(Stored data entries)
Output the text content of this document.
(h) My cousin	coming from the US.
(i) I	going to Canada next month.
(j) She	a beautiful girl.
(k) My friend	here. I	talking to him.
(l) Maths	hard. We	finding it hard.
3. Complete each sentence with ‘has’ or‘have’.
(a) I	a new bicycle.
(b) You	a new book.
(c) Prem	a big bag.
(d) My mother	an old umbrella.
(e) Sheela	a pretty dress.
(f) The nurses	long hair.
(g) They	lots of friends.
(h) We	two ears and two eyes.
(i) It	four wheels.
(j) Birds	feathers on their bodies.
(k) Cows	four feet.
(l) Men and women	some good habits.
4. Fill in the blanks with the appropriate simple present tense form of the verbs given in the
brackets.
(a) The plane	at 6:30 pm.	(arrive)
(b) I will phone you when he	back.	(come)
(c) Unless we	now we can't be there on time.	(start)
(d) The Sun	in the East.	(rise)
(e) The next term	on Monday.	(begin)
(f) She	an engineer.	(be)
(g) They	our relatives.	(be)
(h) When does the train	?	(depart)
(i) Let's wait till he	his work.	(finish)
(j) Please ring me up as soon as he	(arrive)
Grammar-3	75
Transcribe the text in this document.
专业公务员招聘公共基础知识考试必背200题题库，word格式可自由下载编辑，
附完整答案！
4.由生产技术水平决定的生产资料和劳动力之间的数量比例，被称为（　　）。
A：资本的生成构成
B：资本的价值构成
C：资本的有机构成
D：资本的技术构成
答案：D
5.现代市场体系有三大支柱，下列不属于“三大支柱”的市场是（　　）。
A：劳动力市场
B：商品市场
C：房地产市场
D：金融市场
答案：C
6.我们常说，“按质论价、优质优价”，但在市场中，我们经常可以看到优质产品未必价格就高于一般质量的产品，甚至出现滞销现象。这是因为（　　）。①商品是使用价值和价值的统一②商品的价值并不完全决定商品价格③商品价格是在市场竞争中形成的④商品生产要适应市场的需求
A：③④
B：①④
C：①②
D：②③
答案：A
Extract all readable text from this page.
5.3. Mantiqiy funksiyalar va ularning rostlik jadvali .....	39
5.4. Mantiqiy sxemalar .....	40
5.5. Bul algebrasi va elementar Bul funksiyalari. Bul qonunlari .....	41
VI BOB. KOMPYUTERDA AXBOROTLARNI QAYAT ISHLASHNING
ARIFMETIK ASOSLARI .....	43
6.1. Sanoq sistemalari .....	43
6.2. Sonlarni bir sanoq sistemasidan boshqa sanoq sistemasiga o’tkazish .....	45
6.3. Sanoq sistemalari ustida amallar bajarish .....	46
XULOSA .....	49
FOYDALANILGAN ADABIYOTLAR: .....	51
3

**WHAT TO WORK ON**: Reproduce the lines of the entries above exactly, but only from the line containing "Transcribe the text in this document." through the final line.

**RESPONSE FOR THIS EXERCISE**:
Transcribe the text in this document.
专业公务员招聘公共基础知识考试必背200题题库，word格式可自由下载编辑，
附完整答案！
4.由生产技术水平决定的生产资料和劳动力之间的数量比例，被称为（　　）。
A：资本的生成构成
B：资本的价值构成
C：资本的有机构成
D：资本的技术构成
答案：D
5.现代市场体系有三大支柱，下列不属于“三大支柱”的市场是（　　）。
A：劳动力市场
B：商品市场
C：房地产市场
D：金融市场
答案：C
6.我们常说，“按质论价、优质优价”，但在市场中，我们经常可以看到优质产品未必价格就高于一般质量的产品，甚至出现滞销现象。这是因为（　　）。①商品是使用价值和价值的统一②商品的价值并不完全决定商品价格③商品价格是在市场竞争中形成的④商品生产要适应市场的需求
A：③④
B：①④
C：①②
D：②③
答案：A
Extract all readable text from this page.
5.3. Mantiqiy funksiyalar va ularning rostlik jadvali .....	39
5.4. Mantiqiy sxemalar .....	40
5.5. Bul algebrasi va elementar Bul funksiyalari. Bul qonunlari .....	41
VI BOB. KOMPYUTERDA AXBOROTLARNI QAYAT ISHLASHNING
ARIFMETIK ASOSLARI .....	43
6.1. Sanoq sistemalari .....	43
6.2. Sonlarni bir sanoq sistemasidan boshqa sanoq sistemasiga o’tkazish .....	45
6.3. Sanoq sistemalari ustida amallar bajarish .....	46
XULOSA .....	49
FOYDALANILGAN ADABIYOTLAR: .....	51
3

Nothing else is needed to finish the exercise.